- _Required work_: Scan the records that follow, and whenever a line has the word "endspeed", copy it.

- _Records to use_:
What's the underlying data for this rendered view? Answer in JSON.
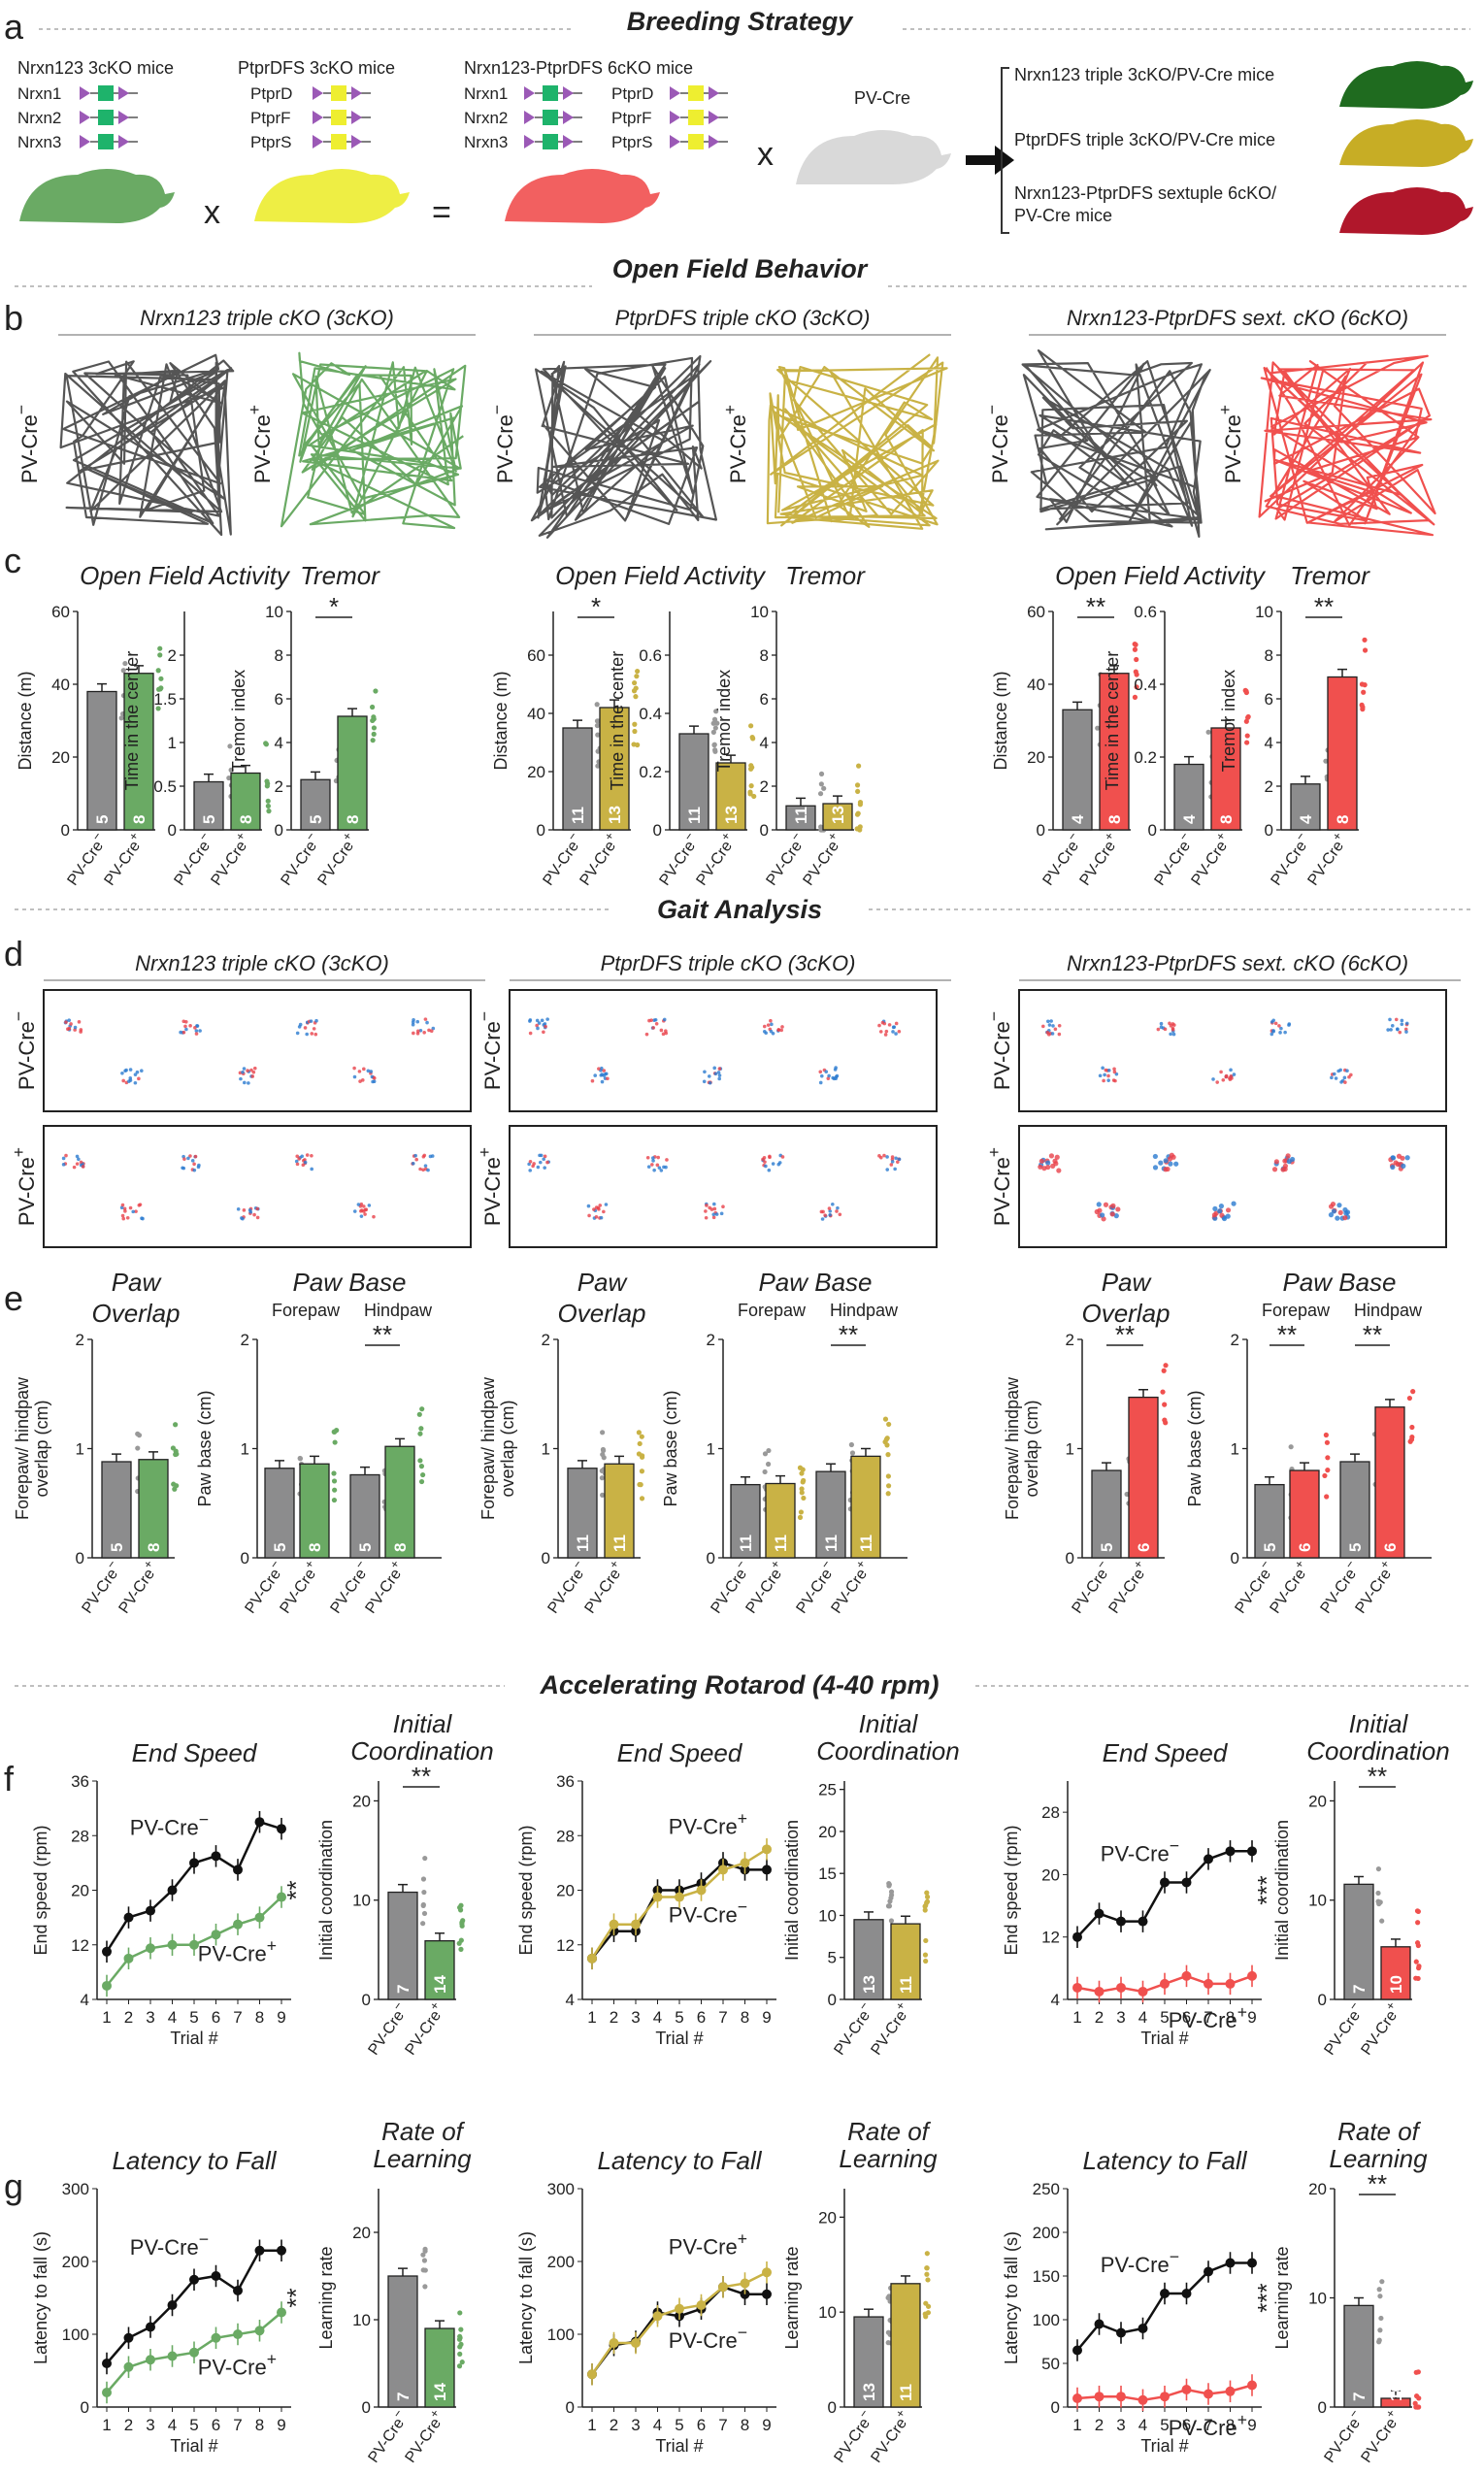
{
  "sections": {
    "a": {
      "letter": "a",
      "title": "Breeding Strategy"
    },
    "b_title": "Open Field Behavior",
    "d_title": "Gait Analysis",
    "f_title": "Accelerating Rotarod (4-40 rpm)"
  },
  "colors": {
    "gray": "#8c8c8d",
    "green": "#6aaa64",
    "gold": "#c9b245",
    "red": "#f0504e",
    "dark": "#333333"
  },
  "breeding": {
    "nrxn_label": "Nrxn123 3cKO mice",
    "nrxn_genes": [
      "Nrxn1",
      "Nrxn2",
      "Nrxn3"
    ],
    "ptpr_label": "PtprDFS 3cKO mice",
    "ptpr_genes": [
      "PtprD",
      "PtprF",
      "PtprS"
    ],
    "six_label": "Nrxn123-PtprDFS 6cKO mice",
    "pvcre": "PV-Cre",
    "times": "x",
    "equals": "=",
    "outcomes": [
      "Nrxn123 triple 3cKO/PV-Cre mice",
      "PtprDFS triple 3cKO/PV-Cre mice",
      "Nrxn123-PtprDFS sextuple 6cKO/",
      "PV-Cre mice"
    ]
  },
  "letters": {
    "b": "b",
    "c": "c",
    "d": "d",
    "e": "e",
    "f": "f",
    "g": "g"
  },
  "lines": [
    "Nrxn123 triple cKO (3cKO)",
    "PtprDFS  triple cKO (3cKO)",
    "Nrxn123-PtprDFS sext. cKO (6cKO)"
  ],
  "geno": {
    "neg": "PV-Cre",
    "pos": "PV-Cre",
    "neg_sup": "−",
    "pos_sup": "+"
  },
  "titles": {
    "ofa": "Open Field Activity",
    "tremor": "Tremor",
    "paw": "Paw",
    "overlap": "Overlap",
    "pawbase": "Paw Base",
    "forepaw": "Forepaw",
    "hindpaw": "Hindpaw",
    "endspeed": "End Speed",
    "initial": "Initial",
    "coordination": "Coordination",
    "latency": "Latency to Fall",
    "rate": "Rate of",
    "learning": "Learning"
  },
  "axes": {
    "distance": "Distance (m)",
    "center": "Time in the center",
    "tremor": "Tremor index",
    "overlap1": "Forepaw/ hindpaw",
    "overlap2": "overlap (cm)",
    "pawbase": "Paw base (cm)",
    "endspeed": "End speed (rpm)",
    "initcoord": "Initial coordination",
    "latency": "Latency to fall (s)",
    "lrate": "Learning rate",
    "trial": "Trial #"
  },
  "chart_data": [
    {
      "type": "bar",
      "panel": "c",
      "group": "Nrxn123 3cKO",
      "title": "Open Field Activity",
      "ylabel": "Distance (m)",
      "ylim": [
        0,
        60
      ],
      "categories": [
        "PV-Cre−",
        "PV-Cre+"
      ],
      "values": [
        38,
        43
      ],
      "n": [
        5,
        8
      ],
      "sig": ""
    },
    {
      "type": "bar",
      "panel": "c",
      "group": "Nrxn123 3cKO",
      "ylabel": "Time in the center",
      "ylim": [
        0,
        2.5
      ],
      "categories": [
        "PV-Cre−",
        "PV-Cre+"
      ],
      "values": [
        0.55,
        0.65
      ],
      "n": [
        5,
        8
      ],
      "sig": ""
    },
    {
      "type": "bar",
      "panel": "c",
      "group": "Nrxn123 3cKO",
      "title": "Tremor",
      "ylabel": "Tremor index",
      "ylim": [
        0,
        10
      ],
      "categories": [
        "PV-Cre−",
        "PV-Cre+"
      ],
      "values": [
        2.3,
        5.2
      ],
      "n": [
        5,
        8
      ],
      "sig": "*"
    },
    {
      "type": "bar",
      "panel": "c",
      "group": "PtprDFS 3cKO",
      "title": "Open Field Activity",
      "ylabel": "Distance (m)",
      "ylim": [
        0,
        75
      ],
      "categories": [
        "PV-Cre−",
        "PV-Cre+"
      ],
      "values": [
        35,
        42
      ],
      "n": [
        11,
        13
      ],
      "sig": "*"
    },
    {
      "type": "bar",
      "panel": "c",
      "group": "PtprDFS 3cKO",
      "ylabel": "Time in the center",
      "ylim": [
        0,
        0.75
      ],
      "categories": [
        "PV-Cre−",
        "PV-Cre+"
      ],
      "values": [
        0.33,
        0.23
      ],
      "n": [
        11,
        13
      ],
      "sig": ""
    },
    {
      "type": "bar",
      "panel": "c",
      "group": "PtprDFS 3cKO",
      "title": "Tremor",
      "ylabel": "Tremor index",
      "ylim": [
        0,
        10
      ],
      "categories": [
        "PV-Cre−",
        "PV-Cre+"
      ],
      "values": [
        1.1,
        1.2
      ],
      "n": [
        11,
        13
      ],
      "sig": ""
    },
    {
      "type": "bar",
      "panel": "c",
      "group": "Nrxn123-PtprDFS 6cKO",
      "title": "Open Field Activity",
      "ylabel": "Distance (m)",
      "ylim": [
        0,
        60
      ],
      "categories": [
        "PV-Cre−",
        "PV-Cre+"
      ],
      "values": [
        33,
        43
      ],
      "n": [
        4,
        8
      ],
      "sig": "**"
    },
    {
      "type": "bar",
      "panel": "c",
      "group": "Nrxn123-PtprDFS 6cKO",
      "ylabel": "Time in the center",
      "ylim": [
        0,
        0.6
      ],
      "categories": [
        "PV-Cre−",
        "PV-Cre+"
      ],
      "values": [
        0.18,
        0.28
      ],
      "n": [
        4,
        8
      ],
      "sig": ""
    },
    {
      "type": "bar",
      "panel": "c",
      "group": "Nrxn123-PtprDFS 6cKO",
      "title": "Tremor",
      "ylabel": "Tremor index",
      "ylim": [
        0,
        10
      ],
      "categories": [
        "PV-Cre−",
        "PV-Cre+"
      ],
      "values": [
        2.1,
        7.0
      ],
      "n": [
        4,
        8
      ],
      "sig": "**"
    },
    {
      "type": "bar",
      "panel": "e",
      "group": "Nrxn123 3cKO",
      "ylabel": "Forepaw/ hindpaw overlap (cm)",
      "ylim": [
        0,
        2
      ],
      "categories": [
        "PV-Cre−",
        "PV-Cre+"
      ],
      "values": [
        0.88,
        0.9
      ],
      "n": [
        5,
        8
      ],
      "sig": ""
    },
    {
      "type": "bar",
      "panel": "e",
      "group": "Nrxn123 3cKO",
      "ylabel": "Paw base (cm)",
      "ylim": [
        0,
        2
      ],
      "categories": [
        "Forepaw PV-Cre−",
        "Forepaw PV-Cre+",
        "Hindpaw PV-Cre−",
        "Hindpaw PV-Cre+"
      ],
      "values": [
        0.82,
        0.86,
        0.76,
        1.02
      ],
      "n": [
        5,
        8,
        5,
        8
      ],
      "sig_hind": "**"
    },
    {
      "type": "bar",
      "panel": "e",
      "group": "PtprDFS 3cKO",
      "ylabel": "Forepaw/ hindpaw overlap (cm)",
      "ylim": [
        0,
        2
      ],
      "categories": [
        "PV-Cre−",
        "PV-Cre+"
      ],
      "values": [
        0.82,
        0.86
      ],
      "n": [
        11,
        11
      ],
      "sig": ""
    },
    {
      "type": "bar",
      "panel": "e",
      "group": "PtprDFS 3cKO",
      "ylabel": "Paw base (cm)",
      "ylim": [
        0,
        2
      ],
      "categories": [
        "Forepaw PV-Cre−",
        "Forepaw PV-Cre+",
        "Hindpaw PV-Cre−",
        "Hindpaw PV-Cre+"
      ],
      "values": [
        0.67,
        0.68,
        0.79,
        0.93
      ],
      "n": [
        11,
        11,
        11,
        11
      ],
      "sig_hind": "**"
    },
    {
      "type": "bar",
      "panel": "e",
      "group": "Nrxn123-PtprDFS 6cKO",
      "ylabel": "Forepaw/ hindpaw overlap (cm)",
      "ylim": [
        0,
        2
      ],
      "categories": [
        "PV-Cre−",
        "PV-Cre+"
      ],
      "values": [
        0.8,
        1.47
      ],
      "n": [
        5,
        6
      ],
      "sig": "**"
    },
    {
      "type": "bar",
      "panel": "e",
      "group": "Nrxn123-PtprDFS 6cKO",
      "ylabel": "Paw base (cm)",
      "ylim": [
        0,
        2
      ],
      "categories": [
        "Forepaw PV-Cre−",
        "Forepaw PV-Cre+",
        "Hindpaw PV-Cre−",
        "Hindpaw PV-Cre+"
      ],
      "values": [
        0.67,
        0.8,
        0.88,
        1.38
      ],
      "n": [
        5,
        6,
        5,
        6
      ],
      "sig_fore": "**",
      "sig_hind": "**"
    },
    {
      "type": "line",
      "panel": "f",
      "group": "Nrxn123 3cKO",
      "title": "End Speed",
      "ylabel": "End speed (rpm)",
      "xlabel": "Trial #",
      "ylim": [
        4,
        36
      ],
      "yticks": [
        4,
        12,
        20,
        28,
        36
      ],
      "x": [
        1,
        2,
        3,
        4,
        5,
        6,
        7,
        8,
        9
      ],
      "series": [
        {
          "name": "PV-Cre−",
          "values": [
            11,
            16,
            17,
            20,
            24,
            25,
            23,
            30,
            29
          ]
        },
        {
          "name": "PV-Cre+",
          "values": [
            6,
            10,
            11.5,
            12,
            12,
            13.5,
            15,
            16,
            19
          ]
        }
      ],
      "sig": "**"
    },
    {
      "type": "bar",
      "panel": "f",
      "group": "Nrxn123 3cKO",
      "title": "Initial Coordination",
      "ylabel": "Initial coordination",
      "ylim": [
        0,
        22
      ],
      "categories": [
        "PV-Cre−",
        "PV-Cre+"
      ],
      "values": [
        10.8,
        5.9
      ],
      "n": [
        7,
        14
      ],
      "sig": "**"
    },
    {
      "type": "line",
      "panel": "f",
      "group": "PtprDFS 3cKO",
      "title": "End Speed",
      "ylabel": "End speed (rpm)",
      "xlabel": "Trial #",
      "ylim": [
        4,
        36
      ],
      "yticks": [
        4,
        12,
        20,
        28,
        36
      ],
      "x": [
        1,
        2,
        3,
        4,
        5,
        6,
        7,
        8,
        9
      ],
      "series": [
        {
          "name": "PV-Cre−",
          "values": [
            10,
            14,
            14,
            20,
            20,
            21,
            24,
            23,
            23
          ]
        },
        {
          "name": "PV-Cre+",
          "values": [
            10,
            15,
            15,
            19,
            19,
            20,
            23,
            24,
            26
          ]
        }
      ],
      "sig": ""
    },
    {
      "type": "bar",
      "panel": "f",
      "group": "PtprDFS 3cKO",
      "title": "Initial Coordination",
      "ylabel": "Initial coordination",
      "ylim": [
        0,
        26
      ],
      "categories": [
        "PV-Cre−",
        "PV-Cre+"
      ],
      "values": [
        9.5,
        9.0
      ],
      "n": [
        13,
        11
      ],
      "sig": ""
    },
    {
      "type": "line",
      "panel": "f",
      "group": "Nrxn123-PtprDFS 6cKO",
      "title": "End Speed",
      "ylabel": "End speed (rpm)",
      "xlabel": "Trial #",
      "ylim": [
        4,
        32
      ],
      "yticks": [
        4,
        12,
        20,
        28
      ],
      "x": [
        1,
        2,
        3,
        4,
        5,
        6,
        7,
        8,
        9
      ],
      "series": [
        {
          "name": "PV-Cre−",
          "values": [
            12,
            15,
            14,
            14,
            19,
            19,
            22,
            23,
            23
          ]
        },
        {
          "name": "PV-Cre+",
          "values": [
            5.5,
            5,
            5.5,
            5,
            6,
            7,
            6,
            6,
            7
          ]
        }
      ],
      "sig": "***"
    },
    {
      "type": "bar",
      "panel": "f",
      "group": "Nrxn123-PtprDFS 6cKO",
      "title": "Initial Coordination",
      "ylabel": "Initial coordination",
      "ylim": [
        0,
        22
      ],
      "categories": [
        "PV-Cre−",
        "PV-Cre+"
      ],
      "values": [
        11.6,
        5.3
      ],
      "n": [
        7,
        10
      ],
      "sig": "**"
    },
    {
      "type": "line",
      "panel": "g",
      "group": "Nrxn123 3cKO",
      "title": "Latency to Fall",
      "ylabel": "Latency to fall (s)",
      "xlabel": "Trial #",
      "ylim": [
        0,
        300
      ],
      "yticks": [
        0,
        100,
        200,
        300
      ],
      "x": [
        1,
        2,
        3,
        4,
        5,
        6,
        7,
        8,
        9
      ],
      "series": [
        {
          "name": "PV-Cre−",
          "values": [
            60,
            95,
            110,
            140,
            175,
            180,
            160,
            215,
            215
          ]
        },
        {
          "name": "PV-Cre+",
          "values": [
            20,
            55,
            65,
            70,
            75,
            95,
            100,
            105,
            130
          ]
        }
      ],
      "sig": "**"
    },
    {
      "type": "bar",
      "panel": "g",
      "group": "Nrxn123 3cKO",
      "title": "Rate of Learning",
      "ylabel": "Learning rate",
      "ylim": [
        0,
        25
      ],
      "categories": [
        "PV-Cre−",
        "PV-Cre+"
      ],
      "values": [
        15,
        9
      ],
      "n": [
        7,
        14
      ],
      "sig": ""
    },
    {
      "type": "line",
      "panel": "g",
      "group": "PtprDFS 3cKO",
      "title": "Latency to Fall",
      "ylabel": "Latency to fall (s)",
      "xlabel": "Trial #",
      "ylim": [
        0,
        300
      ],
      "yticks": [
        0,
        100,
        200,
        300
      ],
      "x": [
        1,
        2,
        3,
        4,
        5,
        6,
        7,
        8,
        9
      ],
      "series": [
        {
          "name": "PV-Cre−",
          "values": [
            45,
            85,
            90,
            130,
            125,
            135,
            165,
            155,
            155
          ]
        },
        {
          "name": "PV-Cre+",
          "values": [
            45,
            88,
            88,
            125,
            135,
            140,
            165,
            170,
            185
          ]
        }
      ],
      "sig": ""
    },
    {
      "type": "bar",
      "panel": "g",
      "group": "PtprDFS 3cKO",
      "title": "Rate of Learning",
      "ylabel": "Learning rate",
      "ylim": [
        0,
        23
      ],
      "categories": [
        "PV-Cre−",
        "PV-Cre+"
      ],
      "values": [
        9.5,
        13
      ],
      "n": [
        13,
        11
      ],
      "sig": ""
    },
    {
      "type": "line",
      "panel": "g",
      "group": "Nrxn123-PtprDFS 6cKO",
      "title": "Latency to Fall",
      "ylabel": "Latency to fall (s)",
      "xlabel": "Trial #",
      "ylim": [
        0,
        250
      ],
      "yticks": [
        0,
        50,
        100,
        150,
        200,
        250
      ],
      "x": [
        1,
        2,
        3,
        4,
        5,
        6,
        7,
        8,
        9
      ],
      "series": [
        {
          "name": "PV-Cre−",
          "values": [
            65,
            95,
            85,
            90,
            130,
            130,
            155,
            165,
            165
          ]
        },
        {
          "name": "PV-Cre+",
          "values": [
            10,
            12,
            12,
            8,
            12,
            20,
            15,
            18,
            25
          ]
        }
      ],
      "sig": "***"
    },
    {
      "type": "bar",
      "panel": "g",
      "group": "Nrxn123-PtprDFS 6cKO",
      "title": "Rate of Learning",
      "ylabel": "Learning rate",
      "ylim": [
        0,
        20
      ],
      "categories": [
        "PV-Cre−",
        "PV-Cre+"
      ],
      "values": [
        9.3,
        0.8
      ],
      "n": [
        7,
        10
      ],
      "sig": "**"
    }
  ]
}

- _Solution_:
    "endspeed": "End Speed",
    "endspeed": "End speed (rpm)",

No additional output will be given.